(Saved entries)
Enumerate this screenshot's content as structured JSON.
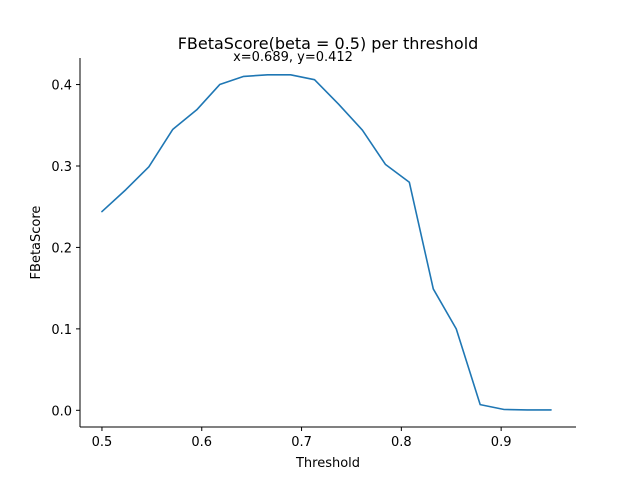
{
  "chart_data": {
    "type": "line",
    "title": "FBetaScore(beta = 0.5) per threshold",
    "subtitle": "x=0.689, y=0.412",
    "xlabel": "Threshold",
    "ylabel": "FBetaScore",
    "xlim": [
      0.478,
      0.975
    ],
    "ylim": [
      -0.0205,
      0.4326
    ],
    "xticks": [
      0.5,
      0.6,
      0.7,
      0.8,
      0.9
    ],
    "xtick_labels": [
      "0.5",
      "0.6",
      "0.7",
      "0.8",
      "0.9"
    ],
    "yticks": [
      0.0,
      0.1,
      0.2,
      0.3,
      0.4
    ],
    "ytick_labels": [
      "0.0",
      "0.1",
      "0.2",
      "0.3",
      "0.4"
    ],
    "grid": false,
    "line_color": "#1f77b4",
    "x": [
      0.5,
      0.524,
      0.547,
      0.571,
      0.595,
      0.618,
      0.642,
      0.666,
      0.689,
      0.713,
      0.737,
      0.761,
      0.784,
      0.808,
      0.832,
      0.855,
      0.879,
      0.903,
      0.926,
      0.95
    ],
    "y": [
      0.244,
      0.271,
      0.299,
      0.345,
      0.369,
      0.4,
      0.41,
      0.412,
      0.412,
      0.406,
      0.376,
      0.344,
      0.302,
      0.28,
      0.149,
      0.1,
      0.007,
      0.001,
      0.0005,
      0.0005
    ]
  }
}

==

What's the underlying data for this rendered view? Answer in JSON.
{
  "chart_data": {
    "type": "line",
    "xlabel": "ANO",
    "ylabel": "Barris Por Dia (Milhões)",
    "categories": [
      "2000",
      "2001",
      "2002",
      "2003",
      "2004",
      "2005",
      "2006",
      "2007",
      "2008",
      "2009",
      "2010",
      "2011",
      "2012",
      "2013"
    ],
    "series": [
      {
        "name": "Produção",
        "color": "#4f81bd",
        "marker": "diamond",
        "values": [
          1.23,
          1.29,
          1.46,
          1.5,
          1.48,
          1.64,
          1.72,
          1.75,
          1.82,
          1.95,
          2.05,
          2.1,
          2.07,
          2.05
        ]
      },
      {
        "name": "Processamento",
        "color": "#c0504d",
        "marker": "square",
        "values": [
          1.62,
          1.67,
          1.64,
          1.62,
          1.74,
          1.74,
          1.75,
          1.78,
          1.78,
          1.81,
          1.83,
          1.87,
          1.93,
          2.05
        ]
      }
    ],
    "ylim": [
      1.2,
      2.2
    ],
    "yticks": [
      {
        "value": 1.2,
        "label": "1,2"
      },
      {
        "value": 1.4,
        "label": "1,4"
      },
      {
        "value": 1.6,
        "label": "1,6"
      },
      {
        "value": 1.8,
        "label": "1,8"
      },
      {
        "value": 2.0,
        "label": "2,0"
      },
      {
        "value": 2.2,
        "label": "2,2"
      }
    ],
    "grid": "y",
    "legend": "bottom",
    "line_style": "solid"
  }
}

==

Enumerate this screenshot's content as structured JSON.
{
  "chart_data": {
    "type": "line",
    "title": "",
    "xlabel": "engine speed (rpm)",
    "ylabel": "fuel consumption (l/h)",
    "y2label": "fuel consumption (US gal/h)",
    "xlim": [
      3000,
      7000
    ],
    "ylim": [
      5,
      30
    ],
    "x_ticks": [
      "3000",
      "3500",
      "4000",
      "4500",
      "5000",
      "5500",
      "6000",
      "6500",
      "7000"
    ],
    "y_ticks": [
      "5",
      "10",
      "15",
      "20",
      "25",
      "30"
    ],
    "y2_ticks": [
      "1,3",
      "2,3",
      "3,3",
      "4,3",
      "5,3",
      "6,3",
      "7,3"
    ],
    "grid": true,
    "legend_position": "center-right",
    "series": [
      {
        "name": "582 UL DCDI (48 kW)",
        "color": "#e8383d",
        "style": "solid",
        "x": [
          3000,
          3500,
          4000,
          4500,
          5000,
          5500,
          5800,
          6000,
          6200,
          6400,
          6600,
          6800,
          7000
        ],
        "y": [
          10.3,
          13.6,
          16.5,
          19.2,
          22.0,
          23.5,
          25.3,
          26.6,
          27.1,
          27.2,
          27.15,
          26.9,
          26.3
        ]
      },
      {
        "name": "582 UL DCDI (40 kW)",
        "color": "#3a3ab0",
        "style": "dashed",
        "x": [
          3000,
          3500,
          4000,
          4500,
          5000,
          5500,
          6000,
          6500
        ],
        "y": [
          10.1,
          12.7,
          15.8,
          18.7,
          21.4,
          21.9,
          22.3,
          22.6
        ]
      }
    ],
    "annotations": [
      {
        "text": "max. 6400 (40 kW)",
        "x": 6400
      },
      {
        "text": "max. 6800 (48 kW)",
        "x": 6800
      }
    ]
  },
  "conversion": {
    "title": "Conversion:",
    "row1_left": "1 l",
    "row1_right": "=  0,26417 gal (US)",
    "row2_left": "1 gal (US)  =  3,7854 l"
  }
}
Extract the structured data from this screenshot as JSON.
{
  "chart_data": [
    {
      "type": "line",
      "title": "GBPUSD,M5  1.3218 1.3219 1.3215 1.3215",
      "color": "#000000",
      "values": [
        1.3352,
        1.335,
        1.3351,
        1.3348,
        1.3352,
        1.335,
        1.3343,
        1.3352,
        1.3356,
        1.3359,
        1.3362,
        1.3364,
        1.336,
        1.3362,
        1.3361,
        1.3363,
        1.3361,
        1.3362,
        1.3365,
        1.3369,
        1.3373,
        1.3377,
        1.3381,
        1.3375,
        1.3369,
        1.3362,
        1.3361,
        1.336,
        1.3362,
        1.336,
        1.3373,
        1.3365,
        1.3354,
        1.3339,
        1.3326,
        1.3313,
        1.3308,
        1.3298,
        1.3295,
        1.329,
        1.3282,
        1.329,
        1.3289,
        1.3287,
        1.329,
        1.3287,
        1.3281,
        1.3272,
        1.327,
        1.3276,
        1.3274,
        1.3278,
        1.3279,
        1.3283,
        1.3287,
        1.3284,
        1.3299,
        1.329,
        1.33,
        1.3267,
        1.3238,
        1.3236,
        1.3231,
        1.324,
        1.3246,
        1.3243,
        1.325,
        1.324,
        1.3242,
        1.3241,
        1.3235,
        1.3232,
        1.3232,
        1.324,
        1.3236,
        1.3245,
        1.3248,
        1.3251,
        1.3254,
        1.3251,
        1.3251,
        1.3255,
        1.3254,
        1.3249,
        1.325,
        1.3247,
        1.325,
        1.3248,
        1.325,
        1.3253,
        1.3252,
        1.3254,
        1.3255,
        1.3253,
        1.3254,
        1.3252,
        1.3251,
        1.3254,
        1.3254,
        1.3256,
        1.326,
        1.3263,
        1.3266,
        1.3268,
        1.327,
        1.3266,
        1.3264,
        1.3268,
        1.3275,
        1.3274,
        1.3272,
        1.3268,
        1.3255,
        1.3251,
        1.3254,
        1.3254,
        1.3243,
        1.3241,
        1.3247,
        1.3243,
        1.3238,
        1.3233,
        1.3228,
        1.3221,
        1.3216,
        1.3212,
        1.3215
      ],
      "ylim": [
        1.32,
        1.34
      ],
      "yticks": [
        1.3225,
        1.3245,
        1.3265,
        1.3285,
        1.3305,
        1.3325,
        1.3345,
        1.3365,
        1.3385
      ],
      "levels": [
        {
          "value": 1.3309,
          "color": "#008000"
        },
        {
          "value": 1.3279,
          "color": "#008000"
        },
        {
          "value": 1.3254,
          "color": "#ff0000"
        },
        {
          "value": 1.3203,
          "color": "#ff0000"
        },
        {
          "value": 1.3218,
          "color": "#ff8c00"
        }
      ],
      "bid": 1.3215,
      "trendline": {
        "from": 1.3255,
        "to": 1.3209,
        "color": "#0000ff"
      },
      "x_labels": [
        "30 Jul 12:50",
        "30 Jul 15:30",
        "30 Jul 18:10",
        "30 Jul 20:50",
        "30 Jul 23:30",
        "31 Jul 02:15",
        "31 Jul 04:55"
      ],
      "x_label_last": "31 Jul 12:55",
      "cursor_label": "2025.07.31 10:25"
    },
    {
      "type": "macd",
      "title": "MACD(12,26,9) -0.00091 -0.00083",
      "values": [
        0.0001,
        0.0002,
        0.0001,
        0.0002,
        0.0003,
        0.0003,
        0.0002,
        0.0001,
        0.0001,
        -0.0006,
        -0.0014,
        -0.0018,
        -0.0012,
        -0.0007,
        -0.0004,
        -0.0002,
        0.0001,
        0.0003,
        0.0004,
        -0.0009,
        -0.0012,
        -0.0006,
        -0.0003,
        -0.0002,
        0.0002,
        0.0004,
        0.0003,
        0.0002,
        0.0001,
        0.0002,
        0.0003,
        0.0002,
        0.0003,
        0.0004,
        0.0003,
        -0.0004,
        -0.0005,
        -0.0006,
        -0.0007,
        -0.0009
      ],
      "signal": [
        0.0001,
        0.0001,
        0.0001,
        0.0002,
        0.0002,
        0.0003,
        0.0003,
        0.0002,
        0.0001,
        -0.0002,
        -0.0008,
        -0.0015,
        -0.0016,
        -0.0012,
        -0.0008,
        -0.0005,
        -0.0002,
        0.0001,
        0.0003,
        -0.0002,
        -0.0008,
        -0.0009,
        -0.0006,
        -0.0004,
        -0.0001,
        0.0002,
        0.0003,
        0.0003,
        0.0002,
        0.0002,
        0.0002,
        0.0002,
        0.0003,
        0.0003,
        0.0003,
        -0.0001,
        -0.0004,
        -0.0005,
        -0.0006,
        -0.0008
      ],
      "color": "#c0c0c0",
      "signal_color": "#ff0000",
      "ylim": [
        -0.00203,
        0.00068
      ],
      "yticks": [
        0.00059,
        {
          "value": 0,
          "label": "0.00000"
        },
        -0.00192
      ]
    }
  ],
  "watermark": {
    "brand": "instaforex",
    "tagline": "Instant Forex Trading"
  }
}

● **Problem description**
From the records above, pick out and copy each line holding the word "consumption".

● **Task result**
    "ylabel": "fuel consumption (l/h)",
    "y2label": "fuel consumption (US gal/h)",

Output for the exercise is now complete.